begin DATA ROWS
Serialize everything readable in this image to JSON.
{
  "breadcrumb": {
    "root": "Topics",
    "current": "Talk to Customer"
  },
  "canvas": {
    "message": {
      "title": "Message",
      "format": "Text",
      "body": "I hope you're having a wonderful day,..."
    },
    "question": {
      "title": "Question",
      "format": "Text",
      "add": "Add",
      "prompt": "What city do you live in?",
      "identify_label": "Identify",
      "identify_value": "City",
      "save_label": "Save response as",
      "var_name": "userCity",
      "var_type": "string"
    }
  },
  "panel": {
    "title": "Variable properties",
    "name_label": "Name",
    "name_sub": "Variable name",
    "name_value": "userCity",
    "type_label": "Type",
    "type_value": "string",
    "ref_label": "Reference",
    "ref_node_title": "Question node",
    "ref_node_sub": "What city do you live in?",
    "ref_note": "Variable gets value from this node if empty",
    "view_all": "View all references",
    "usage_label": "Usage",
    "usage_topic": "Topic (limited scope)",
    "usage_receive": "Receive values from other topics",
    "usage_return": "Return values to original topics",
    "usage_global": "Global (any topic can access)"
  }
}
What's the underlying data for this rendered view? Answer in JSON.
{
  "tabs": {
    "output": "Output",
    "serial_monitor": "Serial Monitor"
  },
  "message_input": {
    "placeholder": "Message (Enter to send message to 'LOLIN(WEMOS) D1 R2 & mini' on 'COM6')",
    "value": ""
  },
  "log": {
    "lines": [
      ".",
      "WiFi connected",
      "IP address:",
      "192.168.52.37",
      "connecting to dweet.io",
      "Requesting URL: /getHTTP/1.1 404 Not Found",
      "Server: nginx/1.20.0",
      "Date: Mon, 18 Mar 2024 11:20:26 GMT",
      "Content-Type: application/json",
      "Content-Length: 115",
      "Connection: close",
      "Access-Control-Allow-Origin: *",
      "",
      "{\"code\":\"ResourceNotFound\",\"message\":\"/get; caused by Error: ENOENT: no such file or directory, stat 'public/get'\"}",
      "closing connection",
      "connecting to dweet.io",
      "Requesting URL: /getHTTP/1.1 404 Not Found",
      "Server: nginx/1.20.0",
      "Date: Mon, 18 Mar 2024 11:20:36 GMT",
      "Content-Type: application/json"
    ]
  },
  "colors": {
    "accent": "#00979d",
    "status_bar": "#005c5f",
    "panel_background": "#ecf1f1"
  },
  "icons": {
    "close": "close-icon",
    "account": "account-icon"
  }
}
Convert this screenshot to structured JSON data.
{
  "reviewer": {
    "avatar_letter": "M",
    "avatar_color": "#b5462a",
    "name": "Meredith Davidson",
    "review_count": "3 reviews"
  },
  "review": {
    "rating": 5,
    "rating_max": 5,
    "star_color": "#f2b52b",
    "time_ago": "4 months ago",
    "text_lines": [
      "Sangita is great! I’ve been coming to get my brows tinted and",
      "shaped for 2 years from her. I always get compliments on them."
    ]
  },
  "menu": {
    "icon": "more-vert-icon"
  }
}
end DATA ROWS
## TO DO
Search the listing for the word "Content". Copy every line in which it occurs.

## WRITTEN RESPONSE
      "Content-Type: application/json",
      "Content-Length: 115",
      "Content-Type: application/json"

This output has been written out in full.